→ Records for processing

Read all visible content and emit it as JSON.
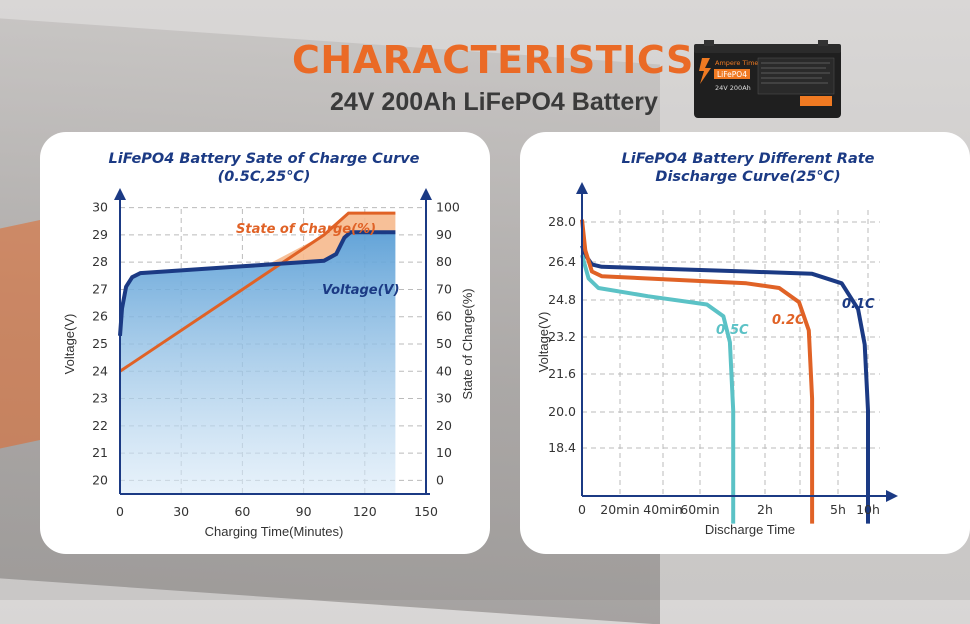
{
  "header": {
    "title": "CHARACTERISTICS",
    "subtitle": "24V 200Ah LiFePO4 Battery"
  },
  "battery_label": {
    "brand": "Ampere Time",
    "chem": "LiFePO4",
    "spec": "24V 200Ah"
  },
  "chart_data": [
    {
      "type": "line",
      "title": "LiFePO4 Battery Sate of Charge Curve",
      "subtitle": "(0.5C,25℃)",
      "xlabel": "Charging Time(Minutes)",
      "ylabel": "Voltage(V)",
      "y2label": "State of Charge(%)",
      "x_ticks": [
        "0",
        "30",
        "60",
        "90",
        "120",
        "150"
      ],
      "y_ticks": [
        "20",
        "21",
        "22",
        "23",
        "24",
        "25",
        "26",
        "27",
        "28",
        "29",
        "30"
      ],
      "y2_ticks": [
        "0",
        "10",
        "20",
        "30",
        "40",
        "50",
        "60",
        "70",
        "80",
        "90",
        "100"
      ],
      "xlim": [
        0,
        150
      ],
      "ylim": [
        19.5,
        30.5
      ],
      "y2lim": [
        -5,
        105
      ],
      "series": [
        {
          "name": "Voltage(V)",
          "axis": "left",
          "color": "#1b3a84",
          "points": [
            [
              0,
              25.3
            ],
            [
              1,
              26.3
            ],
            [
              3,
              27.1
            ],
            [
              6,
              27.45
            ],
            [
              10,
              27.6
            ],
            [
              20,
              27.65
            ],
            [
              40,
              27.75
            ],
            [
              60,
              27.85
            ],
            [
              80,
              27.95
            ],
            [
              100,
              28.05
            ],
            [
              106,
              28.3
            ],
            [
              110,
              28.9
            ],
            [
              113,
              29.1
            ],
            [
              135,
              29.1
            ]
          ]
        },
        {
          "name": "State of Charge(%)",
          "axis": "right",
          "color": "#e06226",
          "points": [
            [
              0,
              40
            ],
            [
              100,
              90
            ],
            [
              112,
              98
            ],
            [
              135,
              98
            ]
          ]
        }
      ]
    },
    {
      "type": "line",
      "title": "LiFePO4 Battery Different Rate",
      "subtitle": "Discharge Curve(25℃)",
      "xlabel": "Discharge Time",
      "ylabel": "Voltage(V)",
      "x_ticks": [
        "0",
        "20min",
        "40min",
        "60min",
        "2h",
        "5h",
        "10h"
      ],
      "y_ticks": [
        "28.0",
        "26.4",
        "24.8",
        "23.2",
        "21.6",
        "20.0",
        "18.4"
      ],
      "series": [
        {
          "name": "0.1C",
          "color": "#1b3a84",
          "points": [
            [
              0,
              27.0
            ],
            [
              1,
              26.6
            ],
            [
              3,
              26.2
            ],
            [
              6,
              26.1
            ],
            [
              50,
              25.9
            ],
            [
              70,
              25.8
            ],
            [
              79,
              25.4
            ],
            [
              84,
              24.3
            ],
            [
              86,
              22.8
            ],
            [
              87,
              20.0
            ],
            [
              87,
              15.2
            ]
          ]
        },
        {
          "name": "0.2C",
          "color": "#e06226",
          "points": [
            [
              0,
              28.1
            ],
            [
              1,
              26.8
            ],
            [
              3,
              25.9
            ],
            [
              6,
              25.7
            ],
            [
              50,
              25.4
            ],
            [
              60,
              25.2
            ],
            [
              66,
              24.6
            ],
            [
              69,
              23.4
            ],
            [
              70,
              20.5
            ],
            [
              70,
              15.2
            ]
          ]
        },
        {
          "name": "0.5C",
          "color": "#5bc2c6",
          "points": [
            [
              0,
              26.6
            ],
            [
              2,
              25.6
            ],
            [
              5,
              25.2
            ],
            [
              20,
              24.85
            ],
            [
              38,
              24.5
            ],
            [
              43,
              24.0
            ],
            [
              45,
              22.9
            ],
            [
              46,
              20.0
            ],
            [
              46,
              15.2
            ]
          ]
        }
      ]
    }
  ]
}
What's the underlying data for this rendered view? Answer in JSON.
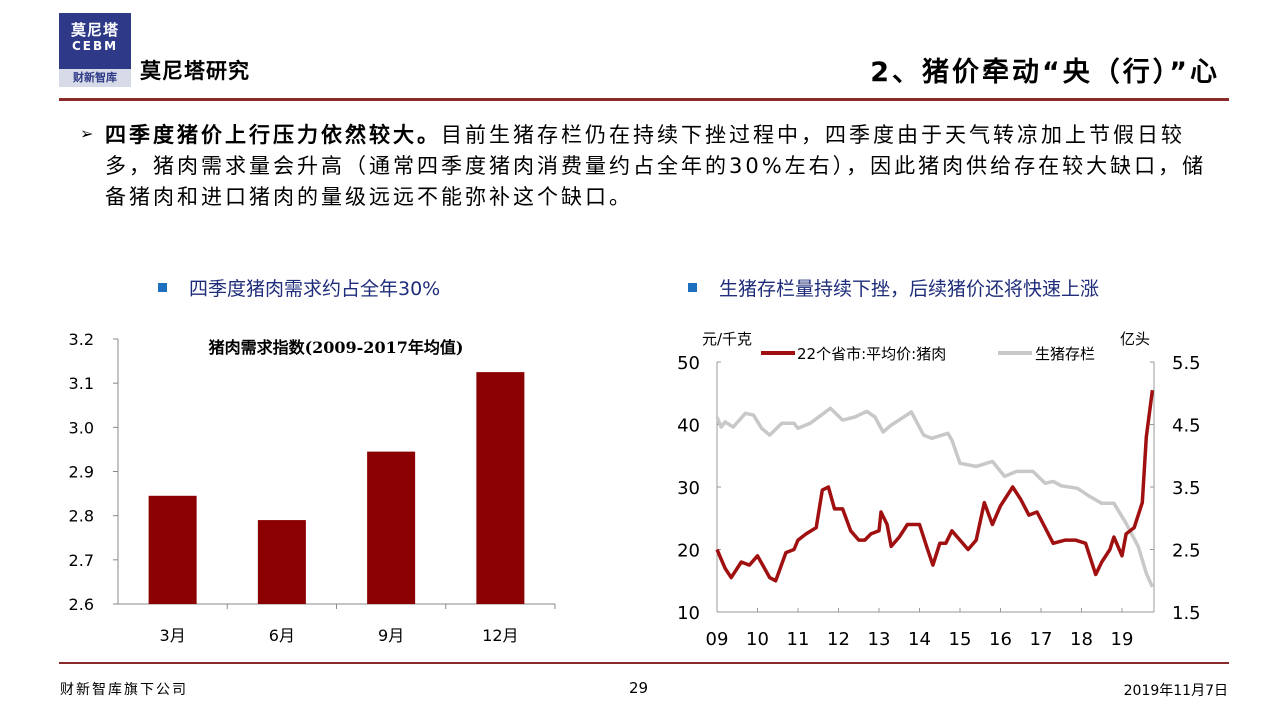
{
  "header": {
    "logo": {
      "line1": "莫尼塔",
      "line2": "CEBM",
      "line3": "财新智库"
    },
    "brand": "莫尼塔研究",
    "section_title": "2、猪价牵动“央（行）”心"
  },
  "body": {
    "bullet_icon": "arrow-bullet-icon",
    "lead": "四季度猪价上行压力依然较大。",
    "text": "目前生猪存栏仍在持续下挫过程中，四季度由于天气转凉加上节假日较多，猪肉需求量会升高（通常四季度猪肉消费量约占全年的30%左右），因此猪肉供给存在较大缺口，储备猪肉和进口猪肉的量级远远不能弥补这个缺口。"
  },
  "footer": {
    "company": "财新智库旗下公司",
    "page": "29",
    "date": "2019年11月7日"
  },
  "colors": {
    "accent": "#8b2a2a",
    "bar": "#8b0000",
    "price_line": "#a01010",
    "inventory_line": "#c8c8c8",
    "heading_blue": "#1f2d7a"
  },
  "chart_data": [
    {
      "type": "bar",
      "heading": "四季度猪肉需求约占全年30%",
      "title": "猪肉需求指数(2009-2017年均值)",
      "categories": [
        "3月",
        "6月",
        "9月",
        "12月"
      ],
      "values": [
        2.845,
        2.79,
        2.945,
        3.125
      ],
      "ylim": [
        2.6,
        3.2
      ],
      "yticks": [
        "2.6",
        "2.7",
        "2.8",
        "2.9",
        "3.0",
        "3.1",
        "3.2"
      ],
      "grid": false
    },
    {
      "type": "line",
      "heading": "生猪存栏量持续下挫，后续猪价还将快速上涨",
      "ylabel_left": "元/千克",
      "ylabel_right": "亿头",
      "ylim_left": [
        10,
        50
      ],
      "ylim_right": [
        1.5,
        5.5
      ],
      "yticks_left": [
        "10",
        "20",
        "30",
        "40",
        "50"
      ],
      "yticks_right": [
        "1.5",
        "2.5",
        "3.5",
        "4.5",
        "5.5"
      ],
      "xticks": [
        "09",
        "10",
        "11",
        "12",
        "13",
        "14",
        "15",
        "16",
        "17",
        "18",
        "19"
      ],
      "legend_position": "top",
      "grid": false,
      "series": [
        {
          "name": "22个省市:平均价:猪肉",
          "axis": "left",
          "x": [
            2009.0,
            2009.2,
            2009.35,
            2009.6,
            2009.8,
            2010.0,
            2010.3,
            2010.45,
            2010.7,
            2010.9,
            2011.0,
            2011.2,
            2011.45,
            2011.6,
            2011.75,
            2011.9,
            2012.1,
            2012.3,
            2012.5,
            2012.65,
            2012.8,
            2013.0,
            2013.05,
            2013.2,
            2013.3,
            2013.5,
            2013.7,
            2014.0,
            2014.2,
            2014.33,
            2014.5,
            2014.65,
            2014.8,
            2015.0,
            2015.2,
            2015.4,
            2015.6,
            2015.8,
            2016.0,
            2016.3,
            2016.5,
            2016.7,
            2016.9,
            2017.1,
            2017.3,
            2017.6,
            2017.85,
            2018.1,
            2018.35,
            2018.5,
            2018.7,
            2018.8,
            2019.0,
            2019.1,
            2019.3,
            2019.5,
            2019.6,
            2019.75
          ],
          "values": [
            20,
            17,
            15.5,
            18,
            17.5,
            19,
            15.5,
            15,
            19.5,
            20,
            21.5,
            22.5,
            23.5,
            29.5,
            30,
            26.5,
            26.5,
            23,
            21.5,
            21.5,
            22.5,
            23,
            26,
            24,
            20.5,
            22,
            24,
            24,
            20,
            17.5,
            21,
            21,
            23,
            21.5,
            20,
            21.5,
            27.5,
            24,
            27,
            30,
            28,
            25.5,
            26,
            23.5,
            21,
            21.5,
            21.5,
            21,
            16,
            18,
            20,
            22,
            19,
            22.5,
            23.5,
            27.5,
            38,
            45.5
          ]
        },
        {
          "name": "生猪存栏",
          "axis": "right",
          "x": [
            2009.0,
            2009.1,
            2009.2,
            2009.4,
            2009.7,
            2009.9,
            2010.1,
            2010.3,
            2010.6,
            2010.9,
            2011.0,
            2011.3,
            2011.8,
            2012.1,
            2012.4,
            2012.7,
            2012.9,
            2013.1,
            2013.3,
            2013.8,
            2014.1,
            2014.3,
            2014.7,
            2014.8,
            2015.0,
            2015.4,
            2015.8,
            2016.1,
            2016.4,
            2016.8,
            2017.1,
            2017.3,
            2017.5,
            2017.9,
            2018.2,
            2018.5,
            2018.8,
            2019.1,
            2019.4,
            2019.6,
            2019.75
          ],
          "values": [
            4.62,
            4.46,
            4.54,
            4.46,
            4.68,
            4.65,
            4.44,
            4.33,
            4.52,
            4.52,
            4.44,
            4.52,
            4.76,
            4.57,
            4.62,
            4.71,
            4.62,
            4.38,
            4.49,
            4.7,
            4.33,
            4.28,
            4.36,
            4.25,
            3.88,
            3.83,
            3.91,
            3.67,
            3.75,
            3.75,
            3.56,
            3.59,
            3.52,
            3.48,
            3.35,
            3.24,
            3.24,
            2.92,
            2.55,
            2.12,
            1.9
          ]
        }
      ]
    }
  ]
}
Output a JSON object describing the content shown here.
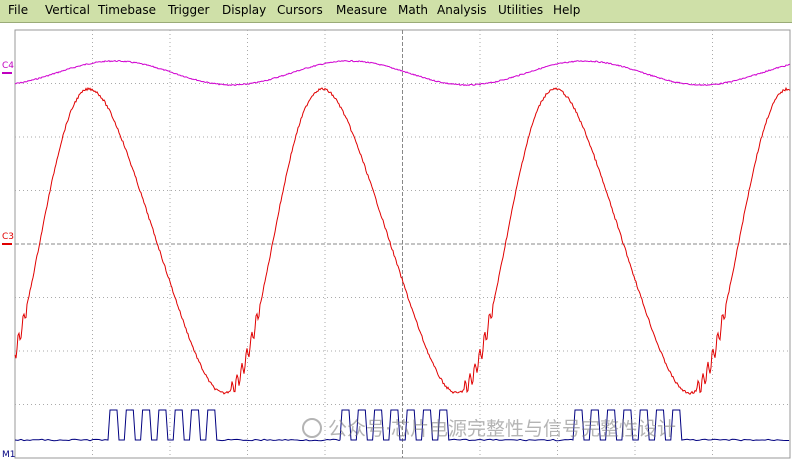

→ Task
Look through the material and copy each line that has "State".

→ The output
      "y2label": "State of Charge(%)",
          "name": "State of Charge(%)",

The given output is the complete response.